[Stored entries]
——————
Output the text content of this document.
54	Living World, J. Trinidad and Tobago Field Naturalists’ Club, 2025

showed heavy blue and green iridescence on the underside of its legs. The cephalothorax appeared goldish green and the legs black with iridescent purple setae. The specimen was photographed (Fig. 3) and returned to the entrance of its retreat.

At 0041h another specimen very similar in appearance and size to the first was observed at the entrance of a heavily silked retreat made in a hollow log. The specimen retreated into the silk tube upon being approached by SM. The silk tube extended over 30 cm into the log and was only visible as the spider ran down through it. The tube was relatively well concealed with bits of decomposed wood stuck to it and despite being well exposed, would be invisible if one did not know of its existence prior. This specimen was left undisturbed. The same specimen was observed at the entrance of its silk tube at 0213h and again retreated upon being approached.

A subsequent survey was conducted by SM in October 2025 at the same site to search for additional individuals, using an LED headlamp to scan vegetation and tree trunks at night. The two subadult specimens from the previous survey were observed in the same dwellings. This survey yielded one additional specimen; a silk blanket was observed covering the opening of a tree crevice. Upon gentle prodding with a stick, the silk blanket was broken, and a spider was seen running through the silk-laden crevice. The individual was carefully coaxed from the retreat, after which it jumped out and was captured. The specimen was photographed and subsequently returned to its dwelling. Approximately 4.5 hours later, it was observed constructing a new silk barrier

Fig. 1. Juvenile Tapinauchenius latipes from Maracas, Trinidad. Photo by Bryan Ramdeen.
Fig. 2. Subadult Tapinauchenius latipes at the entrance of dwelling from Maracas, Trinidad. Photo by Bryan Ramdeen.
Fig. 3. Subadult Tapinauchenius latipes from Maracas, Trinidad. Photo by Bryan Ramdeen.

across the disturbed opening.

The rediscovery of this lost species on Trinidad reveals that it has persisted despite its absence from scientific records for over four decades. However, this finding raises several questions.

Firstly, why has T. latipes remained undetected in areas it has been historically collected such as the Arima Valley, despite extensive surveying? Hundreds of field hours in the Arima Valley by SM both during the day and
——————
◆ What is being asked ◆
Gather all lines where the word "silk" appears.

◆ Answer for the task ◆
At 0041h another specimen very similar in appearance and size to the first was observed at the entrance of a heavily silked retreat made in a hollow log. The specimen retreated into the silk tube upon being approached by SM. The silk tube extended over 30 cm into the log and was only visible as the spider ran down through it. The tube was relatively well concealed with bits of decomposed wood stuck to it and despite being well exposed, would be invisible if one did not know of its existence prior. This specimen was left undisturbed. The same specimen was observed at the entrance of its silk tube at 0213h and again retreated upon being approached.
A subsequent survey was conducted by SM in October 2025 at the same site to search for additional individuals, using an LED headlamp to scan vegetation and tree trunks at night. The two subadult specimens from the previous survey were observed in the same dwellings. This survey yielded one additional specimen; a silk blanket was observed covering the opening of a tree crevice. Upon gentle prodding with a stick, the silk blanket was broken, and a spider was seen running through the silk-laden crevice. The individual was carefully coaxed from the retreat, after which it jumped out and was captured. The specimen was photographed and subsequently returned to its dwelling. Approximately 4.5 hours later, it was observed constructing a new silk barrier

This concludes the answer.